* [Stored records]:
-------------------------
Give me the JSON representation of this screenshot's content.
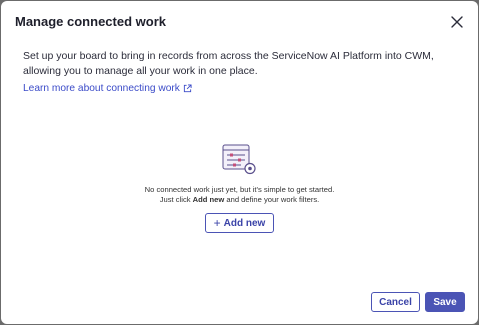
{
  "modal": {
    "title": "Manage connected work",
    "close_icon": "close-icon",
    "description": "Set up your board to bring in records from across the ServiceNow AI Platform into CWM, allowing you to manage all your work in one place.",
    "learn_more_link": "Learn more about connecting work",
    "learn_more_icon": "external-link-icon"
  },
  "empty_state": {
    "illustration_icon": "filter-settings-icon",
    "line1": "No connected work just yet, but it's simple to get started.",
    "line2_prefix": "Just click ",
    "line2_bold": "Add new",
    "line2_suffix": " and define your work filters.",
    "add_button_icon": "+",
    "add_button_label": "Add new"
  },
  "footer": {
    "cancel_label": "Cancel",
    "save_label": "Save"
  },
  "colors": {
    "accent": "#4b54b5",
    "link": "#3b4bc8",
    "backdrop": "#6b6b6b"
  }
}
-------------------------
Give all the lines above again, character for character, without pictures.

* [Task solution]:
Give me the JSON representation of this screenshot's content.
{
  "modal": {
    "title": "Manage connected work",
    "close_icon": "close-icon",
    "description": "Set up your board to bring in records from across the ServiceNow AI Platform into CWM, allowing you to manage all your work in one place.",
    "learn_more_link": "Learn more about connecting work",
    "learn_more_icon": "external-link-icon"
  },
  "empty_state": {
    "illustration_icon": "filter-settings-icon",
    "line1": "No connected work just yet, but it's simple to get started.",
    "line2_prefix": "Just click ",
    "line2_bold": "Add new",
    "line2_suffix": " and define your work filters.",
    "add_button_icon": "+",
    "add_button_label": "Add new"
  },
  "footer": {
    "cancel_label": "Cancel",
    "save_label": "Save"
  },
  "colors": {
    "accent": "#4b54b5",
    "link": "#3b4bc8",
    "backdrop": "#6b6b6b"
  }
}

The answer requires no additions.